Challenge: The required output is the line that contains "Decode this image" plus every line after it in the listing below, copied exactly as it appears.

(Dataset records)
..........
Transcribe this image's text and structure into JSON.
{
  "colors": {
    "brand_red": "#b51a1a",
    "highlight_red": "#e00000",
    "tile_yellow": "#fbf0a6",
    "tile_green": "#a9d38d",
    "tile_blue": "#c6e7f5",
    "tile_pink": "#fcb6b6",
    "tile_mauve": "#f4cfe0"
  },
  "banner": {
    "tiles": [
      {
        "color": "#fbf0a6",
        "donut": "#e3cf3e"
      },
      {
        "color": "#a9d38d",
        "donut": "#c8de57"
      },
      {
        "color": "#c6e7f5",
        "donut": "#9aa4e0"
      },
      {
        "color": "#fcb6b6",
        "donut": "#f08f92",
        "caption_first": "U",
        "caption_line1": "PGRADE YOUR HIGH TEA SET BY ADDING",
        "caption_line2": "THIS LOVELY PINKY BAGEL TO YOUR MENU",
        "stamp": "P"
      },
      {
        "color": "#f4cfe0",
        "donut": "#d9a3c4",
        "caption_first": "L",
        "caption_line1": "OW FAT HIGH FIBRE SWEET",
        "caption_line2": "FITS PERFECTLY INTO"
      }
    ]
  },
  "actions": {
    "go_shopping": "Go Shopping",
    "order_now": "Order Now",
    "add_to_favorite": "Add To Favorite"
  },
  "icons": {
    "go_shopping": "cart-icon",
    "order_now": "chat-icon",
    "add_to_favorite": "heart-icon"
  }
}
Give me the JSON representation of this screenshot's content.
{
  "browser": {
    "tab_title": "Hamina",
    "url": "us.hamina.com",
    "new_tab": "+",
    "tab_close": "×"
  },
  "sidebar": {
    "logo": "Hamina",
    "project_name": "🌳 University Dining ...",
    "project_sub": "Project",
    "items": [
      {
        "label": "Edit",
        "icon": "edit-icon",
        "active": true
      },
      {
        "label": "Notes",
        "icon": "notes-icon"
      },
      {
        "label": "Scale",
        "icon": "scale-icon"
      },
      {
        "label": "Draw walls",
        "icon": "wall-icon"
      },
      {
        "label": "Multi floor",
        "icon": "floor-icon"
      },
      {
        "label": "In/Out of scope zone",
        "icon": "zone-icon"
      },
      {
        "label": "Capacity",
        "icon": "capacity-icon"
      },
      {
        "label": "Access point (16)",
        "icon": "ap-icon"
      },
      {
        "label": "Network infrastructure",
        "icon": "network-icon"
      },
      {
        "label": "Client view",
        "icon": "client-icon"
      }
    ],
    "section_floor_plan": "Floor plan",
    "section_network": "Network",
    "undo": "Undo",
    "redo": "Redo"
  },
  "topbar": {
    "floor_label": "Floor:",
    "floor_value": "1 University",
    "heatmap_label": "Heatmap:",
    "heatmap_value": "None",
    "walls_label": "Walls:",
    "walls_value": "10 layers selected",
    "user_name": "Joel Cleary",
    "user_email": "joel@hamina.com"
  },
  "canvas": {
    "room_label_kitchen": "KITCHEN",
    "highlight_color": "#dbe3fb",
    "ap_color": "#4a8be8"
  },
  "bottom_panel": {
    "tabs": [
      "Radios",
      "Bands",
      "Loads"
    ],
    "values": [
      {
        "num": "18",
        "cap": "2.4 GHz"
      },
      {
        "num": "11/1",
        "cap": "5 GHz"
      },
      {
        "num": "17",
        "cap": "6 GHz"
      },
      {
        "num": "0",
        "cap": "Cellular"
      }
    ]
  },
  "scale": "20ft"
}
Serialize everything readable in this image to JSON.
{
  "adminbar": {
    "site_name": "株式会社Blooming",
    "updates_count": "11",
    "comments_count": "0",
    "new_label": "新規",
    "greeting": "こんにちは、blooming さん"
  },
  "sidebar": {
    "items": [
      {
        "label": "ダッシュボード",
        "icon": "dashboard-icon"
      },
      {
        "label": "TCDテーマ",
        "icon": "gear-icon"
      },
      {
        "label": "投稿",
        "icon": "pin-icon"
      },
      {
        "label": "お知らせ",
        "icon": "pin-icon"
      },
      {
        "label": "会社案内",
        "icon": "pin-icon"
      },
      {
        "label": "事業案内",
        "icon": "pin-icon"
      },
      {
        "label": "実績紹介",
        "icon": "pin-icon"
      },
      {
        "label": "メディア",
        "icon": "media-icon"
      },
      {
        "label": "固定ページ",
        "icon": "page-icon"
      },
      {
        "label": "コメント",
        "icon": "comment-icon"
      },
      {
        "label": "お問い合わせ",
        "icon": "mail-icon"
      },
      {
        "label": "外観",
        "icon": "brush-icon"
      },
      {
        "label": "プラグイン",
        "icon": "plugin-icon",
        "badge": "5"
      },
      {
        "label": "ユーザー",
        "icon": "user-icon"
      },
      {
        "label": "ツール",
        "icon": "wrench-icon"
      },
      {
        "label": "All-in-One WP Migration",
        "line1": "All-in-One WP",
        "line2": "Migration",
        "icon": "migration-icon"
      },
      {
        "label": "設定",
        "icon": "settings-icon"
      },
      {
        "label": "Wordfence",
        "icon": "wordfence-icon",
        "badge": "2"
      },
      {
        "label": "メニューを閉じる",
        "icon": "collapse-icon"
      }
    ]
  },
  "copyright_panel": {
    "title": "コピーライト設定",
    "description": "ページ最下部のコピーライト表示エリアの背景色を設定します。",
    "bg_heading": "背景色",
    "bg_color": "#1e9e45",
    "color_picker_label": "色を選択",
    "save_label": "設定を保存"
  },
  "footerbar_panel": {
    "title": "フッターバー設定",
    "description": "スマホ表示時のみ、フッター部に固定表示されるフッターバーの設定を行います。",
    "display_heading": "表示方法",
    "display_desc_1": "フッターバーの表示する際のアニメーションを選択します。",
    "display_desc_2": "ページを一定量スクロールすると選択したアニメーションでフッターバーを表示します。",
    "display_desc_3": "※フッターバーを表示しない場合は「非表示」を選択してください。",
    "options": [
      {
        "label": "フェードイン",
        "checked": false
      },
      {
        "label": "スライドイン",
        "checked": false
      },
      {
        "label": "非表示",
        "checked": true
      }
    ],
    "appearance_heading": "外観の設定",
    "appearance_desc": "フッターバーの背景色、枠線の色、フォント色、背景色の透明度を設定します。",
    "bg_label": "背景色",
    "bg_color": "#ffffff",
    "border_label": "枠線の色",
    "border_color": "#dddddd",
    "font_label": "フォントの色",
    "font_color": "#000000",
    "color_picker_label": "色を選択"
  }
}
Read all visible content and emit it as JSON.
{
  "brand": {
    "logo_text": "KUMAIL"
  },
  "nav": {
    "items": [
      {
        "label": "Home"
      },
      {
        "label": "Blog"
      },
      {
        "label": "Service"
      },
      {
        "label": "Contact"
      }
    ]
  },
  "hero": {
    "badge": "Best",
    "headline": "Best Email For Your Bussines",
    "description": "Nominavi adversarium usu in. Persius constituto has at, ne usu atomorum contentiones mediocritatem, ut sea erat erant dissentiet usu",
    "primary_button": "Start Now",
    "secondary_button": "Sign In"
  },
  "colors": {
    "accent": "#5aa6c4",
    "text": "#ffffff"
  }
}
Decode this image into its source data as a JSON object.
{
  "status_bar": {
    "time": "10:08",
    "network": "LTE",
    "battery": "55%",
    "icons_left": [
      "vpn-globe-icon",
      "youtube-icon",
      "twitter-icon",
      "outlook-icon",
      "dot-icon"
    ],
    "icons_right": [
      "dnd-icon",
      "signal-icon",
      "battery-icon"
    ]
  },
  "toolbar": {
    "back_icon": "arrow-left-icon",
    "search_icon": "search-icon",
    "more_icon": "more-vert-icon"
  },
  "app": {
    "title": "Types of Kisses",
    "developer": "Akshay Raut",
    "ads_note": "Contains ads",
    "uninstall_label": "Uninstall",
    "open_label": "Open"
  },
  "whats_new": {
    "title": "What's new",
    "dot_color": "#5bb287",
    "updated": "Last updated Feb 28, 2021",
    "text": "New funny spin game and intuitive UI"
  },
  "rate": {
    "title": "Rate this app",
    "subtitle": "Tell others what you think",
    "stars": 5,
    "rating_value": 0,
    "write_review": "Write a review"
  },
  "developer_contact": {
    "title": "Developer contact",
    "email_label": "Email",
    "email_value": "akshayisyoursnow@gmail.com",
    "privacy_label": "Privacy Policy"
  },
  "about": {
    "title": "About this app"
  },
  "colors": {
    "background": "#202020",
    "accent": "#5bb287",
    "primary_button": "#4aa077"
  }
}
..........
Correct response:
Decode this image into its source data as a JSON object.
{
  "status_bar": {
    "time": "10:08",
    "network": "LTE",
    "battery": "55%",
    "icons_left": [
      "vpn-globe-icon",
      "youtube-icon",
      "twitter-icon",
      "outlook-icon",
      "dot-icon"
    ],
    "icons_right": [
      "dnd-icon",
      "signal-icon",
      "battery-icon"
    ]
  },
  "toolbar": {
    "back_icon": "arrow-left-icon",
    "search_icon": "search-icon",
    "more_icon": "more-vert-icon"
  },
  "app": {
    "title": "Types of Kisses",
    "developer": "Akshay Raut",
    "ads_note": "Contains ads",
    "uninstall_label": "Uninstall",
    "open_label": "Open"
  },
  "whats_new": {
    "title": "What's new",
    "dot_color": "#5bb287",
    "updated": "Last updated Feb 28, 2021",
    "text": "New funny spin game and intuitive UI"
  },
  "rate": {
    "title": "Rate this app",
    "subtitle": "Tell others what you think",
    "stars": 5,
    "rating_value": 0,
    "write_review": "Write a review"
  },
  "developer_contact": {
    "title": "Developer contact",
    "email_label": "Email",
    "email_value": "akshayisyoursnow@gmail.com",
    "privacy_label": "Privacy Policy"
  },
  "about": {
    "title": "About this app"
  },
  "colors": {
    "background": "#202020",
    "accent": "#5bb287",
    "primary_button": "#4aa077"
  }
}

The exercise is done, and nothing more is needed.